> Set task: Rewrite the listing from its first line through the line that contains "asterisk-marker: [476, 87, 485, 97]", swapping "screenshot" for "image" and leaving everything else unchanged. Give only those lines.
----------
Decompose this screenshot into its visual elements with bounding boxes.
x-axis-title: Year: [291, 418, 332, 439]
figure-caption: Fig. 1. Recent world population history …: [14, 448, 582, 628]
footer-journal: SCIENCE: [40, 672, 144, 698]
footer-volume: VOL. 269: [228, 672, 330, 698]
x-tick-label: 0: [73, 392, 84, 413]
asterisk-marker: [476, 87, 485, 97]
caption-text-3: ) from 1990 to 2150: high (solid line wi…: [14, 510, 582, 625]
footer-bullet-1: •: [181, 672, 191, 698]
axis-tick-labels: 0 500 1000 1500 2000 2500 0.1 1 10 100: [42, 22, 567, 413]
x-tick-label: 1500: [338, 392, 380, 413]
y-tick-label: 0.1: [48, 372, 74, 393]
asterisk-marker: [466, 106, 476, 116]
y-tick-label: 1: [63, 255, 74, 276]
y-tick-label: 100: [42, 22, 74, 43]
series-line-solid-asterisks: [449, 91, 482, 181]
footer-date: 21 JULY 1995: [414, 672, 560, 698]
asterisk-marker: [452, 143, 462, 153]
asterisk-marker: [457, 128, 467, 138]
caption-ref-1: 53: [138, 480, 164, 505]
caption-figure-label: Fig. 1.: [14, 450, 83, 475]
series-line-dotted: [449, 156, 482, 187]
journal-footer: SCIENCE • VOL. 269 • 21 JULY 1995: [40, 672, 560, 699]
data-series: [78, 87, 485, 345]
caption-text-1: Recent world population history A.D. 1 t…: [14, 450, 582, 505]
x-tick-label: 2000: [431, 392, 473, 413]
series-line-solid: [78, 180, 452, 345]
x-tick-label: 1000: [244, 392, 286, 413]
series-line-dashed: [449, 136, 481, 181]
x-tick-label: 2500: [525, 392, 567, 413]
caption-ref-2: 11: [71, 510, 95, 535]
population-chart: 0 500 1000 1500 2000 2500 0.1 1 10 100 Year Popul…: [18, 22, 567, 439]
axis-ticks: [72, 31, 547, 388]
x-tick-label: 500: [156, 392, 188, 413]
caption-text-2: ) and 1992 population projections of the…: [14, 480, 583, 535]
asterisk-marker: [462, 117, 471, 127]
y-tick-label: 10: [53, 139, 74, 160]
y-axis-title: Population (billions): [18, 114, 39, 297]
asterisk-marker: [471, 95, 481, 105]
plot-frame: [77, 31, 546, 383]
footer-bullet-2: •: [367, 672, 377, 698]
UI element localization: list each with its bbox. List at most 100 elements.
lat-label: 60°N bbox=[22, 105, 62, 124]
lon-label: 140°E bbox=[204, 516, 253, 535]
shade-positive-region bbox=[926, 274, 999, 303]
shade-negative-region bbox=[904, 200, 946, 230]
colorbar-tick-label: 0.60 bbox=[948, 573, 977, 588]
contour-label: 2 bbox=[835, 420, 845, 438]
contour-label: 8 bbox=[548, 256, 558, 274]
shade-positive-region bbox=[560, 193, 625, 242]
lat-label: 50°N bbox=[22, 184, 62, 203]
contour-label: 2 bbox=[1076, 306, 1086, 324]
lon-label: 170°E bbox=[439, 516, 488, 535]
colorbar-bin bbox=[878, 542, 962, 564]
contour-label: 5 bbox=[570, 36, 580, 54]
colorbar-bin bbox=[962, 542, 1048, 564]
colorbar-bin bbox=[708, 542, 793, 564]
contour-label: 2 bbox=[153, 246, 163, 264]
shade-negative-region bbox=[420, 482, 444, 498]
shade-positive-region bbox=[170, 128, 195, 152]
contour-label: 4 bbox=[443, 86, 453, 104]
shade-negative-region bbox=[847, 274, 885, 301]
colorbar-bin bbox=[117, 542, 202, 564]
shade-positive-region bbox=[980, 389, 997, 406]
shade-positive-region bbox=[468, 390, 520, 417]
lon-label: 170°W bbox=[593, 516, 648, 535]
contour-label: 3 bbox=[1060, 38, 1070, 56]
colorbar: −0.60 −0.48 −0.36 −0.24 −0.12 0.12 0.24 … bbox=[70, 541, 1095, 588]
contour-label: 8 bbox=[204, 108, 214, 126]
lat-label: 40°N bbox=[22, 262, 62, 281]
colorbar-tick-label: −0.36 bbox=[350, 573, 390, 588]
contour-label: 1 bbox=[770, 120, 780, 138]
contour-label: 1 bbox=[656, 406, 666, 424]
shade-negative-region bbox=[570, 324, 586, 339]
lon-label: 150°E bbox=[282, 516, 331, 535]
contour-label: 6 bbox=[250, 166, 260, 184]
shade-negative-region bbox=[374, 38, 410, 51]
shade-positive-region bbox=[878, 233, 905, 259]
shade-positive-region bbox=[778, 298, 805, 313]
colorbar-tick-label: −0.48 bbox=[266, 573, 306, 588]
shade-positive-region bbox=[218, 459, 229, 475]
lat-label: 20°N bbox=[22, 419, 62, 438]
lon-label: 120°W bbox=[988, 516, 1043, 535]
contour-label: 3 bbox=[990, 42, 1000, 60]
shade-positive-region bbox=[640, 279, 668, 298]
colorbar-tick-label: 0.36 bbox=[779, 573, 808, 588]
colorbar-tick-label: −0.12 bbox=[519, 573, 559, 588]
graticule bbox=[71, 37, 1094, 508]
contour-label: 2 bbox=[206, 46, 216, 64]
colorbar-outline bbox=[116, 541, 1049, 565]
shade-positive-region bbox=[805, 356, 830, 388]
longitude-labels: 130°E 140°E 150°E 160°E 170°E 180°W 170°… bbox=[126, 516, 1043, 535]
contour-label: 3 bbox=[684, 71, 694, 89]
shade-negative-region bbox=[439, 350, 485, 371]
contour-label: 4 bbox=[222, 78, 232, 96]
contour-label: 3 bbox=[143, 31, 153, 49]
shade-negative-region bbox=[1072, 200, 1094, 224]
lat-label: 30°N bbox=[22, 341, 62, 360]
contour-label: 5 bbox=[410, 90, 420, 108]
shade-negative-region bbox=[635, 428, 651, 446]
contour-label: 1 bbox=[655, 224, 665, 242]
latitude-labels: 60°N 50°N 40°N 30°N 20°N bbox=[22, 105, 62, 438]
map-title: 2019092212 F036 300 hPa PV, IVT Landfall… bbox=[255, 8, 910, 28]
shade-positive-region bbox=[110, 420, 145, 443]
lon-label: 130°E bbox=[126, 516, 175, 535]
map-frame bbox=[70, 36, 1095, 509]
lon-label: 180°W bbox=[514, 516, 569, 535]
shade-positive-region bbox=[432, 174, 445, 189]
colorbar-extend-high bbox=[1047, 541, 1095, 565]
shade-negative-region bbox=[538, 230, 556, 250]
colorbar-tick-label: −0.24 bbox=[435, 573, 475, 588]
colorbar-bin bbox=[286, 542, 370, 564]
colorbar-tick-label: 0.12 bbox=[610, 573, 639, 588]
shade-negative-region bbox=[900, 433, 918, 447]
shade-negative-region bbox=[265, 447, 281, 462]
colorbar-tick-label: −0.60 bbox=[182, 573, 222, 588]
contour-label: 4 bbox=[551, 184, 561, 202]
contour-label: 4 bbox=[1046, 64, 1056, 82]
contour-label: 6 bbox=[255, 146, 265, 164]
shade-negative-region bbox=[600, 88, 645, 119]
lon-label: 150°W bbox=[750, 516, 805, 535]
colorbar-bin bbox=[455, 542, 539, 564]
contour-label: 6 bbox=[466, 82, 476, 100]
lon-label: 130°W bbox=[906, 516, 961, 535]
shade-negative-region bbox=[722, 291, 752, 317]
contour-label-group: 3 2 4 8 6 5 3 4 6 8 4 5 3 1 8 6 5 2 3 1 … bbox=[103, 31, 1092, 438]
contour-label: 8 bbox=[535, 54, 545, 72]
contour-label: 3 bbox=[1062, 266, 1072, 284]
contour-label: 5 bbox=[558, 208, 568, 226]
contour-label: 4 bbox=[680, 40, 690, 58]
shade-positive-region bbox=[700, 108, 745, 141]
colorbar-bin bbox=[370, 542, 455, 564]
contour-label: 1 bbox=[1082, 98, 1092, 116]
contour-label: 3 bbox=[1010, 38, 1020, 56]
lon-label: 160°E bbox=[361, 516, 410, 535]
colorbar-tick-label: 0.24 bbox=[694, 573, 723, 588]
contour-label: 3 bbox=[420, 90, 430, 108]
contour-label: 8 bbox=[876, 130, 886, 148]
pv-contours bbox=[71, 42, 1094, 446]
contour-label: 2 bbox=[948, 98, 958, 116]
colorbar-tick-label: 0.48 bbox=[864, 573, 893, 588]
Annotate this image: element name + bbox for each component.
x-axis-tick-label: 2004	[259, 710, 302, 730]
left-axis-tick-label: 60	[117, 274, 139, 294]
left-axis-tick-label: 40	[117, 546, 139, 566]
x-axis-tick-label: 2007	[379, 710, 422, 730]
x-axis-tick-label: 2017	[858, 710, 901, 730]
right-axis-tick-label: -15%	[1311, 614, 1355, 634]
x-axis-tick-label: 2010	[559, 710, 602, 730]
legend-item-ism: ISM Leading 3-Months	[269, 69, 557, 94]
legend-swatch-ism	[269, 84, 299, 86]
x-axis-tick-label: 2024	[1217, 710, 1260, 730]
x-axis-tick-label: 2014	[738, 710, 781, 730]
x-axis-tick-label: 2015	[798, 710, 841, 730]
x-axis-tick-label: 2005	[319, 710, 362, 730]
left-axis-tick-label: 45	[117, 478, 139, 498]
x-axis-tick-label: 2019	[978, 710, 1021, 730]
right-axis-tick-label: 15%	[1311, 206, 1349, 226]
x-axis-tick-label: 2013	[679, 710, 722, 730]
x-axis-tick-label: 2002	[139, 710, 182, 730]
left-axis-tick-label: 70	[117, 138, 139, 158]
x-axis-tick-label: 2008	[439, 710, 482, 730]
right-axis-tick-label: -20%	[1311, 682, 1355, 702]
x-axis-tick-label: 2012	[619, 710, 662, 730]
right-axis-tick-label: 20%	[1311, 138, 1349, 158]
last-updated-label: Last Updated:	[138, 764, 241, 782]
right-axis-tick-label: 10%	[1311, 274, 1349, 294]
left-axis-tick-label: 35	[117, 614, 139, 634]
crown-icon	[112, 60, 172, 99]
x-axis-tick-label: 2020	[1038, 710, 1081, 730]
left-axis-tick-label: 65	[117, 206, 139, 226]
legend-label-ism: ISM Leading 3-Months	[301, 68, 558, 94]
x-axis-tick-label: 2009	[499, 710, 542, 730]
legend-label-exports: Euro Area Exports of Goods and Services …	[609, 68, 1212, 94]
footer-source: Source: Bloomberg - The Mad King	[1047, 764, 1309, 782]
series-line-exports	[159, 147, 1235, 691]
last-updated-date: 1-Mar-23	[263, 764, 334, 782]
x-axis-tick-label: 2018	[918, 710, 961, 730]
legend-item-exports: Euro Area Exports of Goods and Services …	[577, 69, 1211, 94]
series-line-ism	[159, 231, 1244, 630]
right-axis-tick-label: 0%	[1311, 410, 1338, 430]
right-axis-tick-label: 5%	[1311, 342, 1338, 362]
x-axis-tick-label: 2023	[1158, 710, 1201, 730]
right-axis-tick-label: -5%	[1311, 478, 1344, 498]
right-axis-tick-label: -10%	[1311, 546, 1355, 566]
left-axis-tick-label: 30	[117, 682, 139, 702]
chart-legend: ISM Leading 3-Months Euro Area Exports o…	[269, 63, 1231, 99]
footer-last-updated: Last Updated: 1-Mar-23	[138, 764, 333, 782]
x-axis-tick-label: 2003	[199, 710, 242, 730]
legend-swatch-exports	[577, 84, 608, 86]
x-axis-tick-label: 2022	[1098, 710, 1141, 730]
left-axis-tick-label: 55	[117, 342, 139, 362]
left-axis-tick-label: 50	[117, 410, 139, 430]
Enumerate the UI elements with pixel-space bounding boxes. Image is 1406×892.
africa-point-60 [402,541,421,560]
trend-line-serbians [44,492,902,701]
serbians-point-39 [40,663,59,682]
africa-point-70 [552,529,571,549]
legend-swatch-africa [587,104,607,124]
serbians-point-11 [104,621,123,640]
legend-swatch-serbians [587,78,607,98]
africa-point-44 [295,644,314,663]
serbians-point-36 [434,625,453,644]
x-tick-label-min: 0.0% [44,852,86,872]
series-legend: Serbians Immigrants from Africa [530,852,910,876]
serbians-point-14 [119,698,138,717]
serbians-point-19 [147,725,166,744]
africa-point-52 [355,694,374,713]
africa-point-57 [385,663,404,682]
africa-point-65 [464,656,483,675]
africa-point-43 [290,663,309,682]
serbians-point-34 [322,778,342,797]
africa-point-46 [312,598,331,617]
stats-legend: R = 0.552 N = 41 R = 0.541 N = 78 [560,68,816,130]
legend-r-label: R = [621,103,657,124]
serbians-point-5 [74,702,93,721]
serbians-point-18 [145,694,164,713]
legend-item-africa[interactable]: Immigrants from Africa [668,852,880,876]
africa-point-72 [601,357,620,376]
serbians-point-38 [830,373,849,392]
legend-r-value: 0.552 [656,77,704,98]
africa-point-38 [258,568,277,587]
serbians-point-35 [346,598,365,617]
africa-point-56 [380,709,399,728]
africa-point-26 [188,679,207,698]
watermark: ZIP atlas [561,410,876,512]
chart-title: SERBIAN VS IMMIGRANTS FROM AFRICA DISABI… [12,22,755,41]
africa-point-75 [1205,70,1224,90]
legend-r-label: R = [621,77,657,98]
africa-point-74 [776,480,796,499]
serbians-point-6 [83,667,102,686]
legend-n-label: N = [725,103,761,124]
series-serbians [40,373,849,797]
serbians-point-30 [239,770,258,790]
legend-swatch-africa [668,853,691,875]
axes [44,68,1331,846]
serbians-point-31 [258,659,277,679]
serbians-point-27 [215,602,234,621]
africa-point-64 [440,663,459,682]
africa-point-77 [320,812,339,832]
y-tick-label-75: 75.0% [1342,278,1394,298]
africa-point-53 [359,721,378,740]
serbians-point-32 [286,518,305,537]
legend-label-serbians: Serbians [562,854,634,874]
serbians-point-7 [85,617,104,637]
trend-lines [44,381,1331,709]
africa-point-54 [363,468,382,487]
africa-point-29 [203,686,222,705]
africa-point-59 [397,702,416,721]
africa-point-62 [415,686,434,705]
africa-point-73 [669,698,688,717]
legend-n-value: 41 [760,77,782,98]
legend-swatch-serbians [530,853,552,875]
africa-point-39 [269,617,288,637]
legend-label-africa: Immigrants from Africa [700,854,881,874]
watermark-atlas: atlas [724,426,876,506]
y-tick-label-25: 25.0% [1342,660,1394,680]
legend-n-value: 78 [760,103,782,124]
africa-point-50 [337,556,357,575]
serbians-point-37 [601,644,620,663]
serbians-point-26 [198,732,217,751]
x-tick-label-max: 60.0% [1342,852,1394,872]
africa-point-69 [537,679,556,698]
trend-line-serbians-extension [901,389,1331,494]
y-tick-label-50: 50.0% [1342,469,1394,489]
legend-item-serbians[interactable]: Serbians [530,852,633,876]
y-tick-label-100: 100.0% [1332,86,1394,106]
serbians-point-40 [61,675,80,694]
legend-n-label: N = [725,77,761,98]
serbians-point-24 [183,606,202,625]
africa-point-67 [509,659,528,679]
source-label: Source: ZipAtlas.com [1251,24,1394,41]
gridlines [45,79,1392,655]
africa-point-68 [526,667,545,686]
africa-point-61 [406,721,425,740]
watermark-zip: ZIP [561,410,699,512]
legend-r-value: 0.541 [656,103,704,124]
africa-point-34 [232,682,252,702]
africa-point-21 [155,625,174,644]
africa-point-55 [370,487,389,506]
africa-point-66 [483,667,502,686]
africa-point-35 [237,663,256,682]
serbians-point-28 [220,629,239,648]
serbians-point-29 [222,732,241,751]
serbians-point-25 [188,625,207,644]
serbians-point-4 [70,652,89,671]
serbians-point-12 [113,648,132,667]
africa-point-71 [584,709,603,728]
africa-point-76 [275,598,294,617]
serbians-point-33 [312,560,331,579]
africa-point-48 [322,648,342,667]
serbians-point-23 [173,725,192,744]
----------
> Reply:
Decompose this image into its visual elements with bounding boxes.
x-axis-title: Year: [291, 418, 332, 439]
figure-caption: Fig. 1. Recent world population history …: [14, 448, 582, 628]
footer-journal: SCIENCE: [40, 672, 144, 698]
footer-volume: VOL. 269: [228, 672, 330, 698]
x-tick-label: 0: [73, 392, 84, 413]
asterisk-marker: [476, 87, 485, 97]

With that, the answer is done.